En 1950 Europa comenzaba a disfrutar de los esfuerzos de reconstrucción de un continente arrasado por la guerra, a la vez que sufría un nuevo mesianismo letal en las nuevas repúblicas socialistas del este. Pero en el Occidente libre, mientras muchos movimientos antifascistas ven el comunismo como la promesa de una plenitud histórica, otros descubren en la tradición cristiana la posibilidad de una verdadera restauración en los europeos de un horizonte ideal. La alternativa es el desencanto de las ideologías que sólo se encarnan con violencia y privación de libertad. La alternativa es el nihilismo.

En ese caldo de cultivo, un cineasta francés ateo de origen protestante, Jean Delannoy, decide llevar a la pantalla la novela El párroco de la Isla de Sein del famoso escritor bretón Henri Queffelec, publicada justo el año del armisticio. La historia se centra en dicha isla atlántica, a mediados del siglo XIX, cuyos habitantes tienen fama en el continente de ladrones y asesinos. Harto de sus pobladores, el párroco les abandona y se marcha de la isla. En ausencia del clérigo y debido a la fuerte tradición religiosa del pueblo, el sacristán Thomas decide asumir un liderazgo religioso en la parroquia que se torna dramático cuando los fieles empiezan a exigirle cosas que sólo puede hacer un sacerdote legítimamente ordenado: dar la absolución, consagrar, exorcizar… Por otra parte, la jerarquía continental, sabedora de la inquietante situación, decide poner fin a esa surrealista locura.

Esta película puede leerse en diferentes claves, y así se ha hecho ciertamente. Desde los que han visto en ella una precoz dialéctica entre institución y carisma, hasta los que han visto una crítica antiburguesa de tono buñueliano. Pero más allá de interpretaciones de corte ideológico Luigi Giussani, fundador de Comunión y Liberación, ofrece una lectura antropológica, lejos de leer el film como un alegato anticatólico o antirromano, ve en él una interesante descripción del sentido religioso del ser humano. Los personajes viven un sentimiento original de dependencia del Misterio, incluso dentro de la más grave inmoralidad; por otra parte, no es un sentido religioso abstracto, new age, sino que precisa de signos concretos, de sacramentos. Es un sentido religioso que clama por la encarnación, por la humanización de lo divino.
◆ ◆ ◆ ◆ ◆
Solicitud a. Cuenta las líneas del listado que contienen la cadena "center" y responde únicamente con esa cifra.

Registros almacenados.
◆ ◆ ◆ ◆ ◆
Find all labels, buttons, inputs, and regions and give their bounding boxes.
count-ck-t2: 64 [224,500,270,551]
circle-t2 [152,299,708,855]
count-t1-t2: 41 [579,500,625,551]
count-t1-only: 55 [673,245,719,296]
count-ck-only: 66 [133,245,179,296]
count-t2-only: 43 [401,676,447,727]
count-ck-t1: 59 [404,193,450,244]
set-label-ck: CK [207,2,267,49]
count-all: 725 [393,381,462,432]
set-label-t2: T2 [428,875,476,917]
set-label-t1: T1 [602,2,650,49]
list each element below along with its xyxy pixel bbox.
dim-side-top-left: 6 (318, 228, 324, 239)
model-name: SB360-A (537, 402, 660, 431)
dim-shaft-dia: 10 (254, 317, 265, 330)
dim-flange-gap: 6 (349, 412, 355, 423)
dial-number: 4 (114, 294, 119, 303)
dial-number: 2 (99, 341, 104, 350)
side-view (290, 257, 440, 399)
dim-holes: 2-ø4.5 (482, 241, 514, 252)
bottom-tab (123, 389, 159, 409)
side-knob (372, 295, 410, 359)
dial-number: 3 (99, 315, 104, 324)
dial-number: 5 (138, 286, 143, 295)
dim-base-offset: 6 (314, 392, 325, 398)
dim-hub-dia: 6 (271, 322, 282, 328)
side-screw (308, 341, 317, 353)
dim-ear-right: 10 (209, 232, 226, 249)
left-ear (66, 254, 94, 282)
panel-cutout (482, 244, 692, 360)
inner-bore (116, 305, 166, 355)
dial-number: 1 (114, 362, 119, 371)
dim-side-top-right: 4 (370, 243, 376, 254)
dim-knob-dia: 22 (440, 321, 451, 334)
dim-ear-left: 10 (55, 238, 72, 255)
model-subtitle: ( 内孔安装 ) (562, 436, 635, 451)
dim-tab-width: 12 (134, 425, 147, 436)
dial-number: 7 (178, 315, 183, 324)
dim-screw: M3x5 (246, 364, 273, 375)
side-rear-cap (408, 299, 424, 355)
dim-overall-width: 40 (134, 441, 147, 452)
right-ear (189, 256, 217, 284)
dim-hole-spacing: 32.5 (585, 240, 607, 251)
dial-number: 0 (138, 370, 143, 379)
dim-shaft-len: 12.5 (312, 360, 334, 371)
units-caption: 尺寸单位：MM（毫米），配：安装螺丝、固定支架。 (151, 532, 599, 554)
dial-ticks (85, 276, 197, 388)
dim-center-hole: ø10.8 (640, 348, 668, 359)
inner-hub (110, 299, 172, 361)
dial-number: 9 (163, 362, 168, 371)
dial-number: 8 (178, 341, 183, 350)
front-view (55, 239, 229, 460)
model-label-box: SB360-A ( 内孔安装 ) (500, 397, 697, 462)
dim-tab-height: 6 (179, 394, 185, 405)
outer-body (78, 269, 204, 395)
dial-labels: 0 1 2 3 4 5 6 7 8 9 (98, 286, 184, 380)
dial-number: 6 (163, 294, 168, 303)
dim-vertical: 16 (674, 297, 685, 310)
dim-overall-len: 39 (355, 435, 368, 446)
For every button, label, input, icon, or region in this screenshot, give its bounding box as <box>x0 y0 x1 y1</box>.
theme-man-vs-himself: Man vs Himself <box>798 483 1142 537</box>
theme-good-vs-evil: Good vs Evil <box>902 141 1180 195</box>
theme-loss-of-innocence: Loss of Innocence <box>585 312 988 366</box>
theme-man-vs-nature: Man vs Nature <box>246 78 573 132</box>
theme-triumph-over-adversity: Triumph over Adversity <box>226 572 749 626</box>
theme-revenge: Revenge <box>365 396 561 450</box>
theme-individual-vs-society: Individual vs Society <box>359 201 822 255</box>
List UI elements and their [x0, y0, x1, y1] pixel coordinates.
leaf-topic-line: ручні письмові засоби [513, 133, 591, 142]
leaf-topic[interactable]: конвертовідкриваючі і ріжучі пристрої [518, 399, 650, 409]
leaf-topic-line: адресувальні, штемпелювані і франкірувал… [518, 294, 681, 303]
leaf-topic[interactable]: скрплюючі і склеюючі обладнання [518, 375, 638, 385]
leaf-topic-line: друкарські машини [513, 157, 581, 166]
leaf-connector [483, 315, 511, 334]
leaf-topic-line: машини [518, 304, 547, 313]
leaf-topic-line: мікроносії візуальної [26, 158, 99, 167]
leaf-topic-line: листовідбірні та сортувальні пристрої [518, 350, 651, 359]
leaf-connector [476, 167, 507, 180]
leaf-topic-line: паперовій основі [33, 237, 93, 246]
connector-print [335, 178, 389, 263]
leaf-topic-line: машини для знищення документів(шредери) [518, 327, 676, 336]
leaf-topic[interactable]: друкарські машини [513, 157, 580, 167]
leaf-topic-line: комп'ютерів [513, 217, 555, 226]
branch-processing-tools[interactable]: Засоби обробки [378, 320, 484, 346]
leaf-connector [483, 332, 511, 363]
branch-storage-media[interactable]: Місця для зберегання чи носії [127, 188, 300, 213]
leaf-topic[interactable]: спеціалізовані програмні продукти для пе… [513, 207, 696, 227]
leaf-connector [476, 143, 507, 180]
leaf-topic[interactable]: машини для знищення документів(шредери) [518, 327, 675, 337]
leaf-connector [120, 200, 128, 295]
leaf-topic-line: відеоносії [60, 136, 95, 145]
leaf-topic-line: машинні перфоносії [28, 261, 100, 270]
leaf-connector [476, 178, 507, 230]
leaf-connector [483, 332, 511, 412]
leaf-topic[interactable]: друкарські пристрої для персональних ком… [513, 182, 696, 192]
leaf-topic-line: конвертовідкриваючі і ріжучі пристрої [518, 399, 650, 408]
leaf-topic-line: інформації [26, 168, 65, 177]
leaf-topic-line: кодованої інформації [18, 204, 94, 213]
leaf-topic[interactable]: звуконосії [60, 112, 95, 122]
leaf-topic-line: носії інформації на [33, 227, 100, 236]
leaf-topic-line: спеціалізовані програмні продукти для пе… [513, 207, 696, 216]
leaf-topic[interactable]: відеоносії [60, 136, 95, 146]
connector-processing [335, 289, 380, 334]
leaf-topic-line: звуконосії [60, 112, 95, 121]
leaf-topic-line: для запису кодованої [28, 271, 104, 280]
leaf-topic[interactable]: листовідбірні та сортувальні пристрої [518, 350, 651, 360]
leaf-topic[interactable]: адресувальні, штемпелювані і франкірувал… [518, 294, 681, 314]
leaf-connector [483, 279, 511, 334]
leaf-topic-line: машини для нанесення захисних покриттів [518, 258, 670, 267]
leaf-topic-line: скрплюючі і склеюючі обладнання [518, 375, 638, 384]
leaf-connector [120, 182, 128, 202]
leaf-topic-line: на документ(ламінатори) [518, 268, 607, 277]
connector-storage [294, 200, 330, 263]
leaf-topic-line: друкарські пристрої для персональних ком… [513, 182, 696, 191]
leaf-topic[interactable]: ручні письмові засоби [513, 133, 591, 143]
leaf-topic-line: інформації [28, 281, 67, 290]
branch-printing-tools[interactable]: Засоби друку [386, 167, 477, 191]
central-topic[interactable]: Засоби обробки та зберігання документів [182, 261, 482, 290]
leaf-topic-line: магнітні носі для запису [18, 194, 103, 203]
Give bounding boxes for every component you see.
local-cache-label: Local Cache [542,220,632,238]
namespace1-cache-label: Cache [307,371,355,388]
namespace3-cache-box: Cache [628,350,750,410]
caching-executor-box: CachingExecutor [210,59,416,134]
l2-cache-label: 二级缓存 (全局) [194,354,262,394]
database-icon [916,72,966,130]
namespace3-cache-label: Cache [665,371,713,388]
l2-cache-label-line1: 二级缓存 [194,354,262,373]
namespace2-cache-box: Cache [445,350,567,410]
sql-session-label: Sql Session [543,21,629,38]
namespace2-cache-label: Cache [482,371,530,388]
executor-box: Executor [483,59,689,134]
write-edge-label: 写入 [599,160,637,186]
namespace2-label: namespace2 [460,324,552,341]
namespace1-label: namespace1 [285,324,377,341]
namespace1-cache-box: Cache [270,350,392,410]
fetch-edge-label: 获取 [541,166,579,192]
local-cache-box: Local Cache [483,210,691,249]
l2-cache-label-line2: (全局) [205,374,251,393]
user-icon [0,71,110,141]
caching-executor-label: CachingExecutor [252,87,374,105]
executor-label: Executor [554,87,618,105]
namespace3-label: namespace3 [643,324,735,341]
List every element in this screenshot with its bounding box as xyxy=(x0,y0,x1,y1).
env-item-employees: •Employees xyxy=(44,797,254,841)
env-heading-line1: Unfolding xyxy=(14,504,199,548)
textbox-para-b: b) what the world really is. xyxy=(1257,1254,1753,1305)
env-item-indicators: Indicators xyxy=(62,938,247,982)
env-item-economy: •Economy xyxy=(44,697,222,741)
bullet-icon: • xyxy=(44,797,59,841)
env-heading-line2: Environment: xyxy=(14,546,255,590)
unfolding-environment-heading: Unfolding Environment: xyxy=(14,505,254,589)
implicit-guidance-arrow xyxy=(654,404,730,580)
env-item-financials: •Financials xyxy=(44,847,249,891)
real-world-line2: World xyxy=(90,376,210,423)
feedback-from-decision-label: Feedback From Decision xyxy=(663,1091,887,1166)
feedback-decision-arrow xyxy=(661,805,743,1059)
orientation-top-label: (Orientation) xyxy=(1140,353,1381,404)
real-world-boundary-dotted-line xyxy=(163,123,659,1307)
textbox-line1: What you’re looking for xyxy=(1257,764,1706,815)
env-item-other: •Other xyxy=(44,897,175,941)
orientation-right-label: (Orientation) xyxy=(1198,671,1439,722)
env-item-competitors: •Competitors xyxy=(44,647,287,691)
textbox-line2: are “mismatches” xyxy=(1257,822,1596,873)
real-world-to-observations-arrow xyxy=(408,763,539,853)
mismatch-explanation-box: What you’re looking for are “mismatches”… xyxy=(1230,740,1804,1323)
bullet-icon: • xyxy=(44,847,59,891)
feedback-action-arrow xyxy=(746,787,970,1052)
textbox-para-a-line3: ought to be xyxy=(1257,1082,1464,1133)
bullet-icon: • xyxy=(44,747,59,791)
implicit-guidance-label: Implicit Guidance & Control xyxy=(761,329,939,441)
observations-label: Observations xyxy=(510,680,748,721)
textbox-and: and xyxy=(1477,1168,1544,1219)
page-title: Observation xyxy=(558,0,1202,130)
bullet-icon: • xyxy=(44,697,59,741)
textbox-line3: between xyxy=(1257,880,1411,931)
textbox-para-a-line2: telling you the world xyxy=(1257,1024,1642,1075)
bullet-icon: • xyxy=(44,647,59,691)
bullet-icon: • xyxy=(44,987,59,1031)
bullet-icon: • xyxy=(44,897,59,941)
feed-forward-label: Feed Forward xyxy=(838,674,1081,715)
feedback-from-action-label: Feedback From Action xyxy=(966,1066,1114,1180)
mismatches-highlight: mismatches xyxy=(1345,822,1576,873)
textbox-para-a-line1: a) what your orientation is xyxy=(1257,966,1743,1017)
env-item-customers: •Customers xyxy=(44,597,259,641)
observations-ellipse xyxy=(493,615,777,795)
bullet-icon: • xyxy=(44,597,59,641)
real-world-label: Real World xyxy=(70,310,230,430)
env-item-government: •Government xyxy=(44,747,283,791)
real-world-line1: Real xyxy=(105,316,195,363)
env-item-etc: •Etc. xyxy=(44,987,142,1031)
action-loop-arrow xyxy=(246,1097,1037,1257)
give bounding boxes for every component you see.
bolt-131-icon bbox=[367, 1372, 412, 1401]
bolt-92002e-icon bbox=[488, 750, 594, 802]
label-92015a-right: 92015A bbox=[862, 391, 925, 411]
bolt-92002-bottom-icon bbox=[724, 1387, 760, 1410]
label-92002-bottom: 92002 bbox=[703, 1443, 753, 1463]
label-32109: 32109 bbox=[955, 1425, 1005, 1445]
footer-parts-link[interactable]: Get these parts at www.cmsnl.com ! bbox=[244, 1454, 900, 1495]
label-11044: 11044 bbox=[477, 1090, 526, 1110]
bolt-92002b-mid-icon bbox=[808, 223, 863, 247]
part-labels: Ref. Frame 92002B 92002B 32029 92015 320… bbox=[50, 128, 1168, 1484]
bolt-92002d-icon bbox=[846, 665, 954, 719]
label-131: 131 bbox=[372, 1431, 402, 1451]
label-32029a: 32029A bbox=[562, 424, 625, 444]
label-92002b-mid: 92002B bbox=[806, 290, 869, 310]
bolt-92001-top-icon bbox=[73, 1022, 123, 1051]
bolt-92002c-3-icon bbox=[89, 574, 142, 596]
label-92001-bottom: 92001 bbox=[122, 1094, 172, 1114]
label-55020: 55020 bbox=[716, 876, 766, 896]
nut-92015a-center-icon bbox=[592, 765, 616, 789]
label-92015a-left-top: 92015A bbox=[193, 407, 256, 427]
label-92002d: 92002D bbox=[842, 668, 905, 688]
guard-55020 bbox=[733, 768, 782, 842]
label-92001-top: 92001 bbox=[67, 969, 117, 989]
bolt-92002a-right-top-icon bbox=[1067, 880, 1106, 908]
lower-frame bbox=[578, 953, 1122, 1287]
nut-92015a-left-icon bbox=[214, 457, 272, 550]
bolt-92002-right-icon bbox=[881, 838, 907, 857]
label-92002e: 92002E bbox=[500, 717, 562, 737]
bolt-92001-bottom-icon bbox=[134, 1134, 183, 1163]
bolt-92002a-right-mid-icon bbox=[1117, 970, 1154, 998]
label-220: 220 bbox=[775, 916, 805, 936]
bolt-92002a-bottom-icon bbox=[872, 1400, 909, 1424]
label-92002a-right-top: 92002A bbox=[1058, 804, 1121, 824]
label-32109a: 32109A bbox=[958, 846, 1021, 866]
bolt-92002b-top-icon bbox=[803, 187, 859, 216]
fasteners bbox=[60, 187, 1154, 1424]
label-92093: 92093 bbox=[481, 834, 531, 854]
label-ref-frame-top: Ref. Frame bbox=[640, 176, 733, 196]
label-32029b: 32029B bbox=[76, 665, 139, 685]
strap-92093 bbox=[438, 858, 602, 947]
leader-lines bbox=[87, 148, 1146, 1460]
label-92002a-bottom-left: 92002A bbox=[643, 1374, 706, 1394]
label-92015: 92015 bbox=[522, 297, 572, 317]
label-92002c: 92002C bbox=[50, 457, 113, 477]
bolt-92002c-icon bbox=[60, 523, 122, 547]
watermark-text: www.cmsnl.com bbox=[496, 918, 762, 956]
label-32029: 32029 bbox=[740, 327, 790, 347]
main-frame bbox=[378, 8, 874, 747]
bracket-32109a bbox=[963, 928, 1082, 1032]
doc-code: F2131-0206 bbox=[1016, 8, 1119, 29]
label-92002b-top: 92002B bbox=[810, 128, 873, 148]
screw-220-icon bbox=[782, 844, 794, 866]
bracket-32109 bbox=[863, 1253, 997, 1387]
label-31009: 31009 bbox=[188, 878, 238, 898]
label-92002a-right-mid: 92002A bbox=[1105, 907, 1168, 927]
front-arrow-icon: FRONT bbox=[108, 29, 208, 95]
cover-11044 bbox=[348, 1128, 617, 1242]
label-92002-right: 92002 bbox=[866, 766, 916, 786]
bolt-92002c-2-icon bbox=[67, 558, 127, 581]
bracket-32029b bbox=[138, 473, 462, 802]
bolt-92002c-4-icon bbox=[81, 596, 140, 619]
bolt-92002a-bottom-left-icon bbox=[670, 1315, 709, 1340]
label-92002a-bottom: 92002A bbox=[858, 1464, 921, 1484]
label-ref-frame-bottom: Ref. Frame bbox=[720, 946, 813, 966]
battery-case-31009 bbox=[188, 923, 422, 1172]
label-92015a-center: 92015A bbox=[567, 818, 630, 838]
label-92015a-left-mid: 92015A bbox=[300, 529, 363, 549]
◆ ◆ ◆ ◆ ◆
Solicitud b. Copia de nuevo el tramo del extracto que va desde "En 1950 Europa" hasta "es el nihilismo.", sustituyendo "nihilismo" por "escepticismo".

Respuesta a. 3

Respuesta b.
En 1950 Europa comenzaba a disfrutar de los esfuerzos de reconstrucción de un continente arrasado por la guerra, a la vez que sufría un nuevo mesianismo letal en las nuevas repúblicas socialistas del este. Pero en el Occidente libre, mientras muchos movimientos antifascistas ven el comunismo como la promesa de una plenitud histórica, otros descubren en la tradición cristiana la posibilidad de una verdadera restauración en los europeos de un horizonte ideal. La alternativa es el desencanto de las ideologías que sólo se encarnan con violencia y privación de libertad. La alternativa es el escepticismo.